* Begin DATA FOR PROCESSING *

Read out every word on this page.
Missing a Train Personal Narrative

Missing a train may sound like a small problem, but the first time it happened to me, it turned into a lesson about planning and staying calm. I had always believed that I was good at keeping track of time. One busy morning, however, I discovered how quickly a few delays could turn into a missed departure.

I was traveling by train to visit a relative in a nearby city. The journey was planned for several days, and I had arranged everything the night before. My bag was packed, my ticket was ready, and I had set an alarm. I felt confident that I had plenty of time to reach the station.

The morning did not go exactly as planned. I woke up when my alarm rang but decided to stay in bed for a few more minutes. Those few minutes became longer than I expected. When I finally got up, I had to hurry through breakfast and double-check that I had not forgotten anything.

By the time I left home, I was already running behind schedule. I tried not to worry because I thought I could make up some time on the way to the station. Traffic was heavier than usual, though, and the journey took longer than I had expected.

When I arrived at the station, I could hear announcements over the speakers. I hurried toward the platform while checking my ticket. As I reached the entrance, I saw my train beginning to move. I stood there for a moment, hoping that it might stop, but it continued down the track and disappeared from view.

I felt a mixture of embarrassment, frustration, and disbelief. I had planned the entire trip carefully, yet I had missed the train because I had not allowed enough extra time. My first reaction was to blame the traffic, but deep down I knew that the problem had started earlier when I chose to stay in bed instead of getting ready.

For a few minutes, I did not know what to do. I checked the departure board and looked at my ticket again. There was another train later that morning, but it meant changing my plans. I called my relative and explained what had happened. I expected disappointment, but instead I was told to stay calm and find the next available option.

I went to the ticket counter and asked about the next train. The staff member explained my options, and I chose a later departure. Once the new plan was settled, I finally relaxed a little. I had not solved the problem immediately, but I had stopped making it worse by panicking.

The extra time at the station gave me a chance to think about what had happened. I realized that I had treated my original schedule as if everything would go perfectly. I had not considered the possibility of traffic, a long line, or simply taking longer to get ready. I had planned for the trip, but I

* End DATA FOR PROCESSING *
* Begin DATA FOR PROCESSING *

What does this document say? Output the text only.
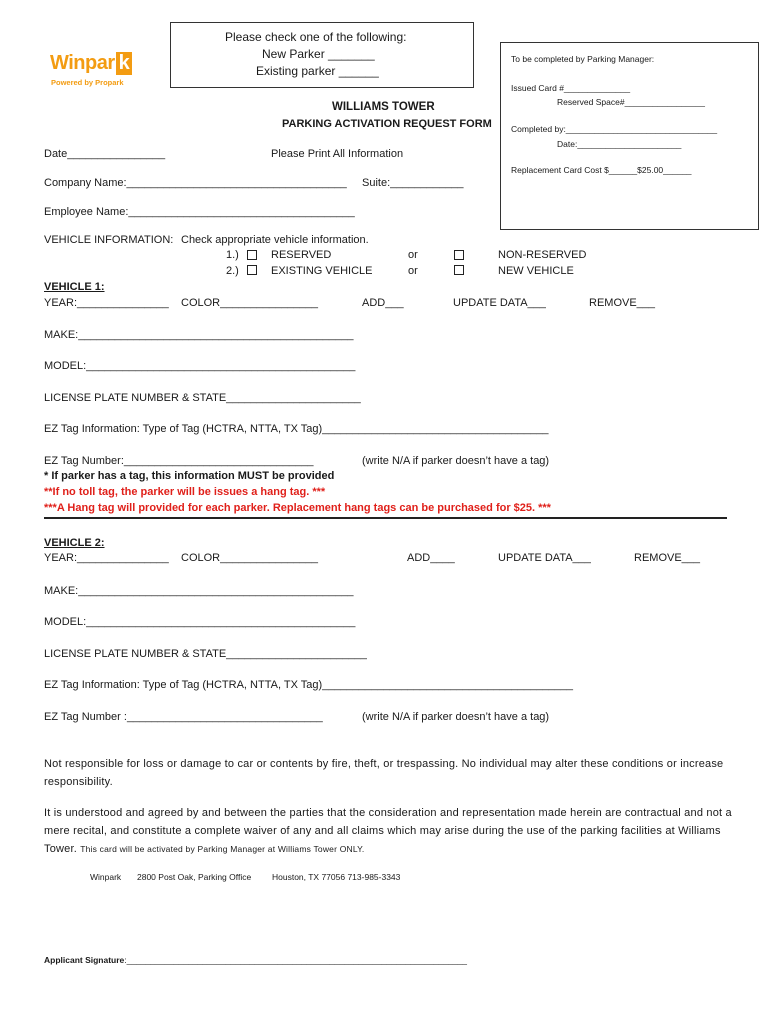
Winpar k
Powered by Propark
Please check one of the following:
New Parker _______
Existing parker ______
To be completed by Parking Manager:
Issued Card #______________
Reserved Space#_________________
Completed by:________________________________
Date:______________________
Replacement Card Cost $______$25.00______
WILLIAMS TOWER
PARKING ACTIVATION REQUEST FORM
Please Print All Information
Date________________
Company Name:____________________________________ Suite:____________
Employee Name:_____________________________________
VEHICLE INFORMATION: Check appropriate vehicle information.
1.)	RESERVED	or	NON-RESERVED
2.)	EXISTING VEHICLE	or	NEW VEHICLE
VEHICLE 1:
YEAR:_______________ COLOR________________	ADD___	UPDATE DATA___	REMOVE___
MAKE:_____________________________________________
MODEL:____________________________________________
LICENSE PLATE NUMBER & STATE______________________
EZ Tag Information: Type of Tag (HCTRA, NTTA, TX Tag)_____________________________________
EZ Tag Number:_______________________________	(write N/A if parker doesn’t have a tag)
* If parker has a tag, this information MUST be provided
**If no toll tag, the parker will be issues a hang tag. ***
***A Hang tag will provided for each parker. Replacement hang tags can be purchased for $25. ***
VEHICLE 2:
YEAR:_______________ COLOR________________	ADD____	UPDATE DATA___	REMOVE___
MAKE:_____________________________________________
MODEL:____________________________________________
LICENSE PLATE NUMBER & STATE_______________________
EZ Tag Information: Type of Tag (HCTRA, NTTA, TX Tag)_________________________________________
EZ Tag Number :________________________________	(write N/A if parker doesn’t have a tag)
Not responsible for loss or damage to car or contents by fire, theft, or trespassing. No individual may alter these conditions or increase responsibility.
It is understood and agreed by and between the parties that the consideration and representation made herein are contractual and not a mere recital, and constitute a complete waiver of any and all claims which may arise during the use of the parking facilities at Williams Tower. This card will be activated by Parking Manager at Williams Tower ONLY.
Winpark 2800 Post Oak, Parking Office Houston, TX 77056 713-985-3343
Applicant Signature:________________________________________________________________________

* End DATA FOR PROCESSING *

TASK BRIEF: Where a line in the material above holds "doesn", copy that line.

WORKED SOLUTION:
EZ Tag Number:_______________________________	(write N/A if parker doesn’t have a tag)
EZ Tag Number :________________________________	(write N/A if parker doesn’t have a tag)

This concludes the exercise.